- [Your goal]: Print all of the data exactly.

- [Supplied data]:
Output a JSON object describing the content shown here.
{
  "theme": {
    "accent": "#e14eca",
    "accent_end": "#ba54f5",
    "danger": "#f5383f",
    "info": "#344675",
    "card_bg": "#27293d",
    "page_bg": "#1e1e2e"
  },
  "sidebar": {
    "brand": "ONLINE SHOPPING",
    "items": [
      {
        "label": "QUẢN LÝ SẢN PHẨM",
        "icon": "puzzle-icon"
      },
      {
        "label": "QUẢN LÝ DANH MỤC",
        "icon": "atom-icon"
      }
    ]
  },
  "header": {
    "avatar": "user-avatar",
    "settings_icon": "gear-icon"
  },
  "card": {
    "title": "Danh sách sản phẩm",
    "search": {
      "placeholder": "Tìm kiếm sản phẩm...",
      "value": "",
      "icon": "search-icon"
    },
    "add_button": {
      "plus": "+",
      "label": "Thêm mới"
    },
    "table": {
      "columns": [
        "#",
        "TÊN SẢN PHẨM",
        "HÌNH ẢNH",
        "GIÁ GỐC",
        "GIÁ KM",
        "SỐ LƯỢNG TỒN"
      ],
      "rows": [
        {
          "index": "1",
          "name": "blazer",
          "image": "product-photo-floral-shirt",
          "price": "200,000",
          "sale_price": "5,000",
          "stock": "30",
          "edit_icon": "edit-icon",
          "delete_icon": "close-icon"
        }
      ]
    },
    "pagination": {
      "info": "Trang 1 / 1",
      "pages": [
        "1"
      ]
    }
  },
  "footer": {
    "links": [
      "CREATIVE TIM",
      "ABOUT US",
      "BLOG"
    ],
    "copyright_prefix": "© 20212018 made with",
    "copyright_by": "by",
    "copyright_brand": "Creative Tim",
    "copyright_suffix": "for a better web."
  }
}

- [Solution]:
Output a JSON object describing the content shown here.
{
  "theme": {
    "accent": "#e14eca",
    "accent_end": "#ba54f5",
    "danger": "#f5383f",
    "info": "#344675",
    "card_bg": "#27293d",
    "page_bg": "#1e1e2e"
  },
  "sidebar": {
    "brand": "ONLINE SHOPPING",
    "items": [
      {
        "label": "QUẢN LÝ SẢN PHẨM",
        "icon": "puzzle-icon"
      },
      {
        "label": "QUẢN LÝ DANH MỤC",
        "icon": "atom-icon"
      }
    ]
  },
  "header": {
    "avatar": "user-avatar",
    "settings_icon": "gear-icon"
  },
  "card": {
    "title": "Danh sách sản phẩm",
    "search": {
      "placeholder": "Tìm kiếm sản phẩm...",
      "value": "",
      "icon": "search-icon"
    },
    "add_button": {
      "plus": "+",
      "label": "Thêm mới"
    },
    "table": {
      "columns": [
        "#",
        "TÊN SẢN PHẨM",
        "HÌNH ẢNH",
        "GIÁ GỐC",
        "GIÁ KM",
        "SỐ LƯỢNG TỒN"
      ],
      "rows": [
        {
          "index": "1",
          "name": "blazer",
          "image": "product-photo-floral-shirt",
          "price": "200,000",
          "sale_price": "5,000",
          "stock": "30",
          "edit_icon": "edit-icon",
          "delete_icon": "close-icon"
        }
      ]
    },
    "pagination": {
      "info": "Trang 1 / 1",
      "pages": [
        "1"
      ]
    }
  },
  "footer": {
    "links": [
      "CREATIVE TIM",
      "ABOUT US",
      "BLOG"
    ],
    "copyright_prefix": "© 20212018 made with",
    "copyright_by": "by",
    "copyright_brand": "Creative Tim",
    "copyright_suffix": "for a better web."
  }
}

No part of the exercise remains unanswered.